GIVEN PROBLEM. Copy every item below verbatim, with the wording and line order unchanged. Leave the pictures out of your answer.

DATASET EXCERPTS.

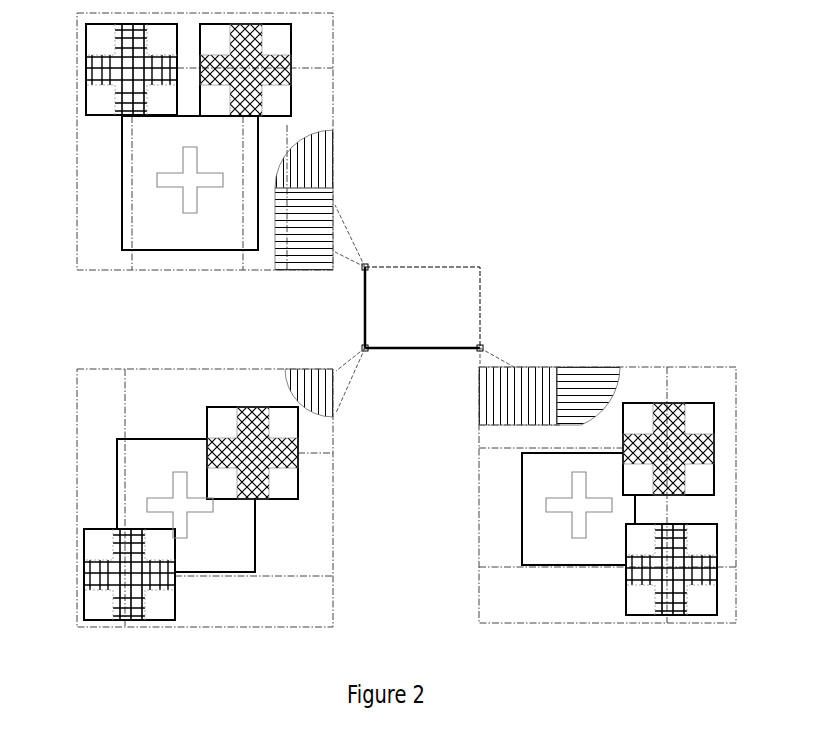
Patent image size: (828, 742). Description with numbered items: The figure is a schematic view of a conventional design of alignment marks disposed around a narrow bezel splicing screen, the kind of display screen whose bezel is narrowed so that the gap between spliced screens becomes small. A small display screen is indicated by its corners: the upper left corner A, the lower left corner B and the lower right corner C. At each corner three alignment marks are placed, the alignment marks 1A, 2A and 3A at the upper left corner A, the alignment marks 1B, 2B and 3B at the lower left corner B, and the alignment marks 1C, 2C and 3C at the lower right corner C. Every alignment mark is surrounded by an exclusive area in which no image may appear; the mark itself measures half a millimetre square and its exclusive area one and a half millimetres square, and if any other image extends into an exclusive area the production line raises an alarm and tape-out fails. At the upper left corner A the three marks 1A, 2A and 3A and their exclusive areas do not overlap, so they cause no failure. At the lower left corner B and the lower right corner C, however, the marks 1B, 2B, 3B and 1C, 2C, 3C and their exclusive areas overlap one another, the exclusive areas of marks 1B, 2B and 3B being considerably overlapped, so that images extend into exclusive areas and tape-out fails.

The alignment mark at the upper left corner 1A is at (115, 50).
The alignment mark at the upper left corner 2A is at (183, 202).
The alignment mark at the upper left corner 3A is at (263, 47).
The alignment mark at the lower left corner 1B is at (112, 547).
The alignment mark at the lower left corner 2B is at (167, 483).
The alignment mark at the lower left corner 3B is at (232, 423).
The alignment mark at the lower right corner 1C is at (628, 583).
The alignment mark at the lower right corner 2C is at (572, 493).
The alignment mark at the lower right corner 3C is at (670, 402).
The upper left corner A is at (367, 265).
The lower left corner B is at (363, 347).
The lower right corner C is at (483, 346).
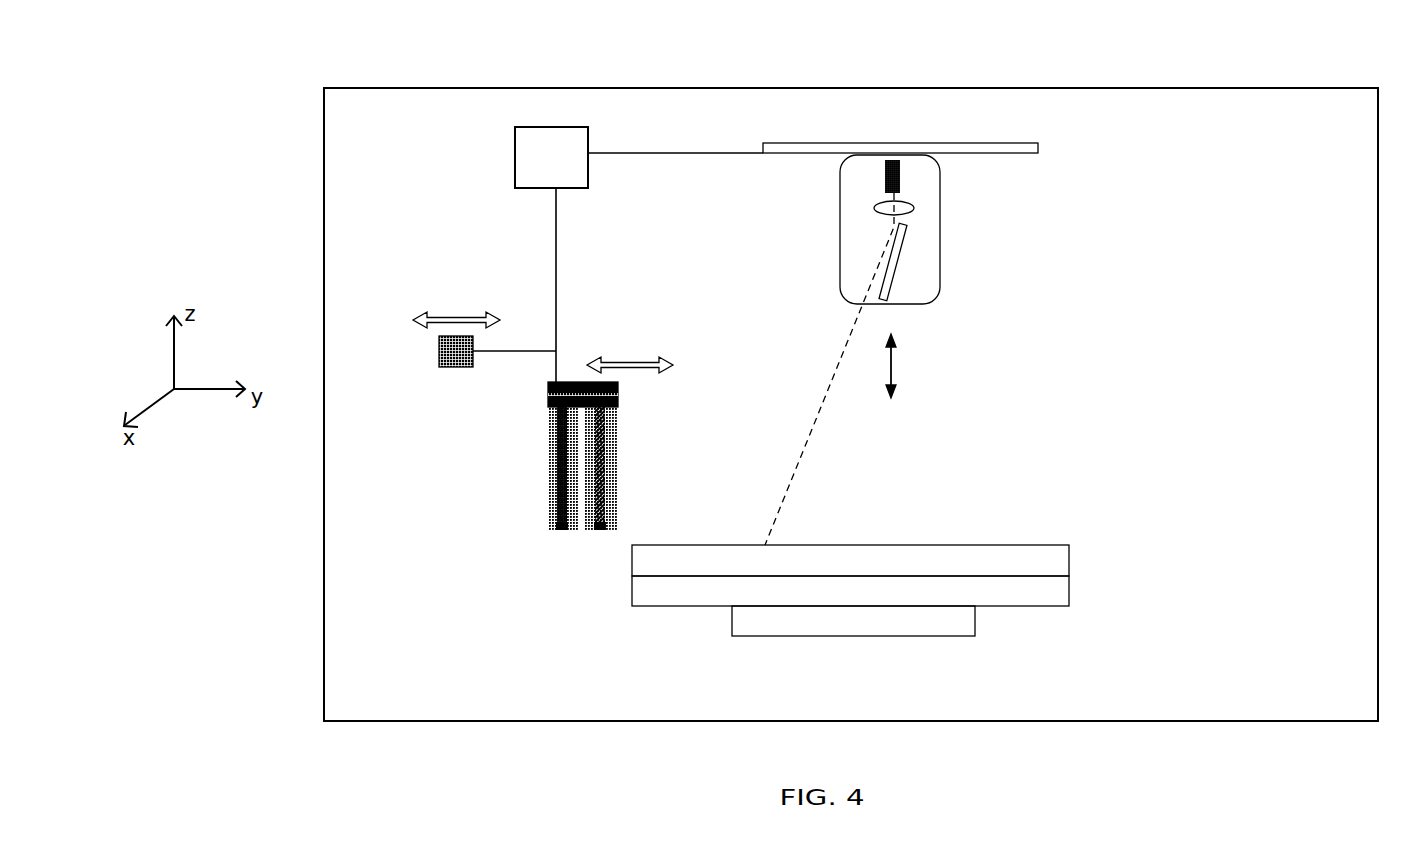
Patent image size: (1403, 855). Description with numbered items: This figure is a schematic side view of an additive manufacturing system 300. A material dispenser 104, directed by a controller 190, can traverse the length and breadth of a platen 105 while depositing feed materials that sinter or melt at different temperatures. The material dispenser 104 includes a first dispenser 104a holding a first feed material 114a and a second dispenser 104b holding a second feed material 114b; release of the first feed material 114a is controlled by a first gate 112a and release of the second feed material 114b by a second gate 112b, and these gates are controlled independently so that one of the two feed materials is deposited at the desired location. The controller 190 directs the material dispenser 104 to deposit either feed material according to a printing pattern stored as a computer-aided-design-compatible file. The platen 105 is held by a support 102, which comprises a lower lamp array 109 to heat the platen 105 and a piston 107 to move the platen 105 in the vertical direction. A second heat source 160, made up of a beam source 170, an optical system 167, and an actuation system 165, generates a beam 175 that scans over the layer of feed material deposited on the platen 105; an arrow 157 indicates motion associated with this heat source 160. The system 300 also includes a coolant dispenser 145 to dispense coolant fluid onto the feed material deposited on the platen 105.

EXPECTED ANSWER.
Patent image size: (828, 742). Description with numbered items: The figure is a schematic view of a conventional design of alignment marks disposed around a narrow bezel splicing screen, the kind of display screen whose bezel is narrowed so that the gap between spliced screens becomes small. A small display screen is indicated by its corners: the upper left corner A, the lower left corner B and the lower right corner C. At each corner three alignment marks are placed, the alignment marks 1A, 2A and 3A at the upper left corner A, the alignment marks 1B, 2B and 3B at the lower left corner B, and the alignment marks 1C, 2C and 3C at the lower right corner C. Every alignment mark is surrounded by an exclusive area in which no image may appear; the mark itself measures half a millimetre square and its exclusive area one and a half millimetres square, and if any other image extends into an exclusive area the production line raises an alarm and tape-out fails. At the upper left corner A the three marks 1A, 2A and 3A and their exclusive areas do not overlap, so they cause no failure. At the lower left corner B and the lower right corner C, however, the marks 1B, 2B, 3B and 1C, 2C, 3C and their exclusive areas overlap one another, the exclusive areas of marks 1B, 2B and 3B being considerably overlapped, so that images extend into exclusive areas and tape-out fails.

The alignment mark at the upper left corner 1A is at (115, 50).
The alignment mark at the upper left corner 2A is at (183, 202).
The alignment mark at the upper left corner 3A is at (263, 47).
The alignment mark at the lower left corner 1B is at (112, 547).
The alignment mark at the lower left corner 2B is at (167, 483).
The alignment mark at the lower left corner 3B is at (232, 423).
The alignment mark at the lower right corner 1C is at (628, 583).
The alignment mark at the lower right corner 2C is at (572, 493).
The alignment mark at the lower right corner 3C is at (670, 402).
The upper left corner A is at (367, 265).
The lower left corner B is at (363, 347).
The lower right corner C is at (483, 346).
Patent image size: (1403, 855). Description with numbered items: This figure is a schematic side view of an additive manufacturing system 300. A material dispenser 104, directed by a controller 190, can traverse the length and breadth of a platen 105 while depositing feed materials that sinter or melt at different temperatures. The material dispenser 104 includes a first dispenser 104a holding a first feed material 114a and a second dispenser 104b holding a second feed material 114b; release of the first feed material 114a is controlled by a first gate 112a and release of the second feed material 114b by a second gate 112b, and these gates are controlled independently so that one of the two feed materials is deposited at the desired location. The controller 190 directs the material dispenser 104 to deposit either feed material according to a printing pattern stored as a computer-aided-design-compatible file. The platen 105 is held by a support 102, which comprises a lower lamp array 109 to heat the platen 105 and a piston 107 to move the platen 105 in the vertical direction. A second heat source 160, made up of a beam source 170, an optical system 167, and an actuation system 165, generates a beam 175 that scans over the layer of feed material deposited on the platen 105; an arrow 157 indicates motion associated with this heat source 160. The system 300 also includes a coolant dispenser 145 to dispense coolant fluid onto the feed material deposited on the platen 105.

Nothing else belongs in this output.